Find the lines with "Year" in them and copy them out.

==== Data for this exercise ====

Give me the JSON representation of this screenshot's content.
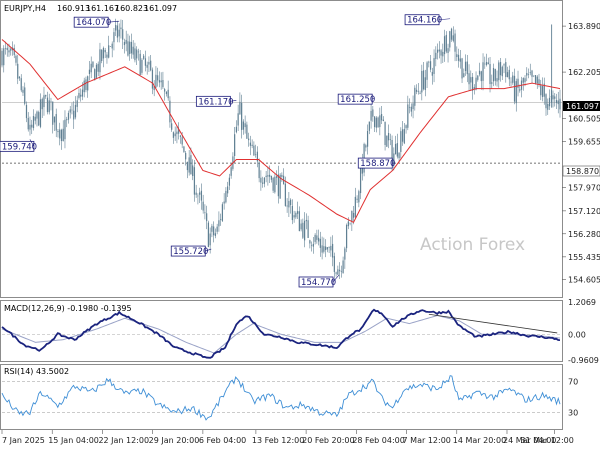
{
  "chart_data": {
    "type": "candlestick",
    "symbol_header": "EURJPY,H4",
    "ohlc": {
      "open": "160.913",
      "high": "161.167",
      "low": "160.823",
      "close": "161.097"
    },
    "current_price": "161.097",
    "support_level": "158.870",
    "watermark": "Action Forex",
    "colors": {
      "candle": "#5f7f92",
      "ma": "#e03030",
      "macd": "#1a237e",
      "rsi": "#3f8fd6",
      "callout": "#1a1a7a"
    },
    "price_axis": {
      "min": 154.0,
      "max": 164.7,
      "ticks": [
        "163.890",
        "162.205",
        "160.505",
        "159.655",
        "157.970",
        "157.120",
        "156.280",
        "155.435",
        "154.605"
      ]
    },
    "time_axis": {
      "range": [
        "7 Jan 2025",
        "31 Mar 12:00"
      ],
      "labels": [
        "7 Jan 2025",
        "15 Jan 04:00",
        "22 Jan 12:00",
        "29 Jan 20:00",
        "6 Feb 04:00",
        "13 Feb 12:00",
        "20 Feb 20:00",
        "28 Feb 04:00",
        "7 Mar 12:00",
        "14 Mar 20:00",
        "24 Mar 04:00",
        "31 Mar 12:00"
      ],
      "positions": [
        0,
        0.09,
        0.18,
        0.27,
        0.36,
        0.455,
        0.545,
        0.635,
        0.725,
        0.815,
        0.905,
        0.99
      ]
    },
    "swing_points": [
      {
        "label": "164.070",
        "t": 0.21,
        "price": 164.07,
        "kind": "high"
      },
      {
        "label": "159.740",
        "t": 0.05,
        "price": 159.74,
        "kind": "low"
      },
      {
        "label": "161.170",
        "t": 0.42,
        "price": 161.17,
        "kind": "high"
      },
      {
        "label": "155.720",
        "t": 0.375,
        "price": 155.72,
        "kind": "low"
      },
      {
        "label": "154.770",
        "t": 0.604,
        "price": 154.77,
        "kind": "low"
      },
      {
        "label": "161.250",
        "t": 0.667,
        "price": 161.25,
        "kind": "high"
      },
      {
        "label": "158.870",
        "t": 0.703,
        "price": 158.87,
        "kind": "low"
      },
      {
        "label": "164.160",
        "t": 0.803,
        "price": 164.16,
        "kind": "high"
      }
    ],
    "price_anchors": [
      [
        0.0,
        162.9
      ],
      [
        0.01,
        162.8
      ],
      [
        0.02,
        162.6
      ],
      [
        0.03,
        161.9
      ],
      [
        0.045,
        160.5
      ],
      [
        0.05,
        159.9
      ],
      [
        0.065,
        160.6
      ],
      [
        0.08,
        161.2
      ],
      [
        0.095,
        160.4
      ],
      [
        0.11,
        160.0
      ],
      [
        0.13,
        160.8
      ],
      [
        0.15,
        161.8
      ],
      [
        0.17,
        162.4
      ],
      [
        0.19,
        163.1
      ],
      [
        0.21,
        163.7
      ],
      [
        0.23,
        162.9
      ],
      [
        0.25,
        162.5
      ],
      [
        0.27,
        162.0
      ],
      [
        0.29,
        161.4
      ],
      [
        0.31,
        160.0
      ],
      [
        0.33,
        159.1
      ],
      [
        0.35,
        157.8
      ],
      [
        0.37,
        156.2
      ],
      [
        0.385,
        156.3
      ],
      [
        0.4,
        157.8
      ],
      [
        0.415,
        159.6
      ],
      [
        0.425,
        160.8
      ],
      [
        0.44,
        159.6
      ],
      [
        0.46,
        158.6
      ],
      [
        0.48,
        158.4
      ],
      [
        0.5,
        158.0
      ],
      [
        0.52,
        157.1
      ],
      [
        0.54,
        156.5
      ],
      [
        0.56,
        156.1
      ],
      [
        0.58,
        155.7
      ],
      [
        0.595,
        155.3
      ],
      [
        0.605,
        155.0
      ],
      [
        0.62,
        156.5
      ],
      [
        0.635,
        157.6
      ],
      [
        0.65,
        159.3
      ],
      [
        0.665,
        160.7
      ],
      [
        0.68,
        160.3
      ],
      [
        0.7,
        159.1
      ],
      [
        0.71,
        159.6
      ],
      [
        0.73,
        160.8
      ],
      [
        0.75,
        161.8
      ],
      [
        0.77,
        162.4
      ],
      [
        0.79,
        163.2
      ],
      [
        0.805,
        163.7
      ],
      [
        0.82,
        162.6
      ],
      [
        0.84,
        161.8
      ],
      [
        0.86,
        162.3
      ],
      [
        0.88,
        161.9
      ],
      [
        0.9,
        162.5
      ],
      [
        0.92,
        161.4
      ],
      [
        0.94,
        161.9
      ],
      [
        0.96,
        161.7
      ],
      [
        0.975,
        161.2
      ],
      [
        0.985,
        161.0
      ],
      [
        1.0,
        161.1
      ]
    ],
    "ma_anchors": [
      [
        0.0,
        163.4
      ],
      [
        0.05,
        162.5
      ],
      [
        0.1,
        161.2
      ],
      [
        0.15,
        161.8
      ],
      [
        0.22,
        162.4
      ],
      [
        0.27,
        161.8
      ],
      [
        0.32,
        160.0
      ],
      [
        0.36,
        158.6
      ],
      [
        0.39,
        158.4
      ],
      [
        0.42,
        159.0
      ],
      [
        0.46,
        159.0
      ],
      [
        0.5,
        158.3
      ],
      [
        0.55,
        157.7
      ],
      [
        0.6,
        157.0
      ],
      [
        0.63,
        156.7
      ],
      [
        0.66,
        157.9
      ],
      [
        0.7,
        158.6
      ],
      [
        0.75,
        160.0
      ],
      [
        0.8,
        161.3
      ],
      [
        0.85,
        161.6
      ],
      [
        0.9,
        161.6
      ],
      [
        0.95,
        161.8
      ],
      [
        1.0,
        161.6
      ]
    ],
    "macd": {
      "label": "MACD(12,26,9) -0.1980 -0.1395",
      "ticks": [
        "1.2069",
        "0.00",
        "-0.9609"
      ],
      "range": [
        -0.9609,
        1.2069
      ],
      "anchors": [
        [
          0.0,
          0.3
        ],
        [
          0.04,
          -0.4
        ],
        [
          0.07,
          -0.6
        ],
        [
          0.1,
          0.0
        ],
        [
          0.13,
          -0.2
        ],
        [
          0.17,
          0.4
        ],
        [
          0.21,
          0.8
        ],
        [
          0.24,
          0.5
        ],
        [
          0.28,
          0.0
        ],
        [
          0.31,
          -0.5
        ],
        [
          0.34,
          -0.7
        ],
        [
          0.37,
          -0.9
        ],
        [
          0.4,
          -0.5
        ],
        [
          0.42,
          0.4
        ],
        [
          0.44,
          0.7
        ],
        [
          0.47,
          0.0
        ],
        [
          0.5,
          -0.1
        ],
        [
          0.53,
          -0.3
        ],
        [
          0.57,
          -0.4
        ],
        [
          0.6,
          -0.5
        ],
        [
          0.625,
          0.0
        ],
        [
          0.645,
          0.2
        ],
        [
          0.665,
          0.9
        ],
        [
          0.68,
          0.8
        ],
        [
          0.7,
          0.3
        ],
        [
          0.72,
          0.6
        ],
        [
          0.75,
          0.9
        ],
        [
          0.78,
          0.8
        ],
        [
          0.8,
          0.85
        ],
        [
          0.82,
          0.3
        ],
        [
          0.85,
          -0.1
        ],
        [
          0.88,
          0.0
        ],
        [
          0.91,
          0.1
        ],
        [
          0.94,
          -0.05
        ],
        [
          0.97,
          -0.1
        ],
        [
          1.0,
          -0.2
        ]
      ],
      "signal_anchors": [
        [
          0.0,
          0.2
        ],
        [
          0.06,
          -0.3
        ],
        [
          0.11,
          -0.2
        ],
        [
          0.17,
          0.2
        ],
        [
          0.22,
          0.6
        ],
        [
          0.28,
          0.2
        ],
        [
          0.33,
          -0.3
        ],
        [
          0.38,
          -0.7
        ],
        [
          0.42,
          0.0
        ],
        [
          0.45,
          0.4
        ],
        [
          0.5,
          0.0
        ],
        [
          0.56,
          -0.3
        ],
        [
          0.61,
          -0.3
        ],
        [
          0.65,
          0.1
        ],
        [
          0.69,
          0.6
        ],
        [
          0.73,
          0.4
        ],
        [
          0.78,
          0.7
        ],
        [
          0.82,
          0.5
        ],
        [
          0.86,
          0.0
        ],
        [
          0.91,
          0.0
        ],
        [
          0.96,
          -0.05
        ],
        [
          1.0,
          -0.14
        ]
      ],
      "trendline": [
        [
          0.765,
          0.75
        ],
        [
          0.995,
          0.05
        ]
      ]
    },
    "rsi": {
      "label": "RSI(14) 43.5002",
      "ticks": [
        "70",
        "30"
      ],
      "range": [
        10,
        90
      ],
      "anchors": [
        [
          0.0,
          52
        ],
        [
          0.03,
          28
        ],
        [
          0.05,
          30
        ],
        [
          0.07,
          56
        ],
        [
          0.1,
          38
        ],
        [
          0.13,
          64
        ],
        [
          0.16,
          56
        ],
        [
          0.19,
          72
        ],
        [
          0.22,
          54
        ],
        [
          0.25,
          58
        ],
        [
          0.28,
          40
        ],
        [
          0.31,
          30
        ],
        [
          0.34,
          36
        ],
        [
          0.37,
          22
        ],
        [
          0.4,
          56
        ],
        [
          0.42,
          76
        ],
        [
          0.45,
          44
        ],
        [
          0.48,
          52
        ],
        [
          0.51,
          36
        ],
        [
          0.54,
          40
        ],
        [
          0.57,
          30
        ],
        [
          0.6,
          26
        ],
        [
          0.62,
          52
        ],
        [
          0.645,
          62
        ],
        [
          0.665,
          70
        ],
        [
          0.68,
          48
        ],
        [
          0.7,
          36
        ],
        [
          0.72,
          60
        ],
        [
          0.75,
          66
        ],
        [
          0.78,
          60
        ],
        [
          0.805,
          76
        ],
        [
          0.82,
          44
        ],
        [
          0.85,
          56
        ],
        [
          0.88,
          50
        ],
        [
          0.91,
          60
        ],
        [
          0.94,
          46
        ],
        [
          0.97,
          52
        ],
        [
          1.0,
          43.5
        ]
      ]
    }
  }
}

====
==== Data for this exercise ====

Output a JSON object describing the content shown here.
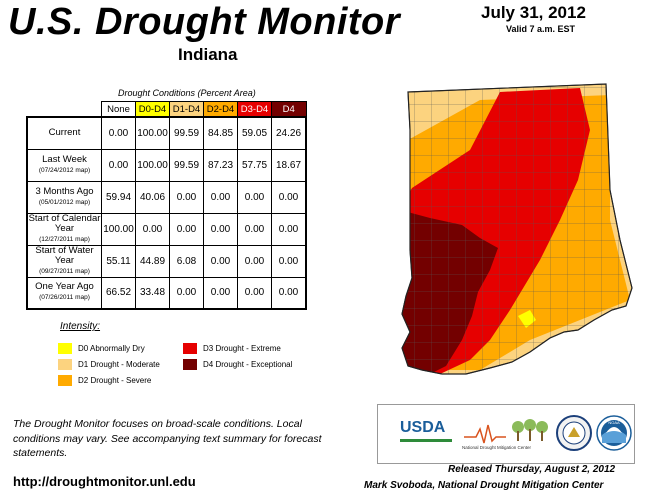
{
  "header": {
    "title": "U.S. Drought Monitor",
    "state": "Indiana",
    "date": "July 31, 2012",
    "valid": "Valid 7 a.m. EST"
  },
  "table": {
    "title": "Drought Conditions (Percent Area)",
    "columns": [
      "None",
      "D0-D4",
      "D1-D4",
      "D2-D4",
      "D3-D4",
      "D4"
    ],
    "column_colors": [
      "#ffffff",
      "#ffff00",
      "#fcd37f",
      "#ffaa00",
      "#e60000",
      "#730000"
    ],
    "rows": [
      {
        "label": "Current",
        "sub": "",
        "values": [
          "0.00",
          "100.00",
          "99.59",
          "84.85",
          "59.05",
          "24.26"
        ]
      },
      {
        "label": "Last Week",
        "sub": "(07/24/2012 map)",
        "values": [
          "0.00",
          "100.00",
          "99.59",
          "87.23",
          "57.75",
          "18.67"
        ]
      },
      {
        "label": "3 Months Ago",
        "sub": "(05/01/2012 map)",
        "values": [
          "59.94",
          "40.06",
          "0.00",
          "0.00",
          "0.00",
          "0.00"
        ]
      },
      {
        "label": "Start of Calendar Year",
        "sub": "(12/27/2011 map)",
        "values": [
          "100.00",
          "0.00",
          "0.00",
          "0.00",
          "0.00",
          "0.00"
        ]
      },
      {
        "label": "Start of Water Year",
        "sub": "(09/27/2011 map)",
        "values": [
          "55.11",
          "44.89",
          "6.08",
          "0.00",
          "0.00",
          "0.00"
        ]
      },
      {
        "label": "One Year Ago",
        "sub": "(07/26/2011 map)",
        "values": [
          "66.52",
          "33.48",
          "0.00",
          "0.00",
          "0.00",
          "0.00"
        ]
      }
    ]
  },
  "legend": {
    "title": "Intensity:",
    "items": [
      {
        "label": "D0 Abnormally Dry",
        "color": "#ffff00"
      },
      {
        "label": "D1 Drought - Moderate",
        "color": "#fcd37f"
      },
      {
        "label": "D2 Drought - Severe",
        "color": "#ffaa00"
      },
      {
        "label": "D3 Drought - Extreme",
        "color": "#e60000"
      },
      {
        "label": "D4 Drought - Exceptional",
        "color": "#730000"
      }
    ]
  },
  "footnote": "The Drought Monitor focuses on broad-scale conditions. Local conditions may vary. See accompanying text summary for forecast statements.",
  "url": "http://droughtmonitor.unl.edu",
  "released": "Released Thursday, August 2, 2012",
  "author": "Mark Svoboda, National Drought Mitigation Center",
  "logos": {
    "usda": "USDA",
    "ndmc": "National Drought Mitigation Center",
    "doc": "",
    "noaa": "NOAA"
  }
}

====

◆ The completed task:
        "label": "Start of Calendar Year",
        "label": "Start of Water Year",
        "label": "One Year Ago",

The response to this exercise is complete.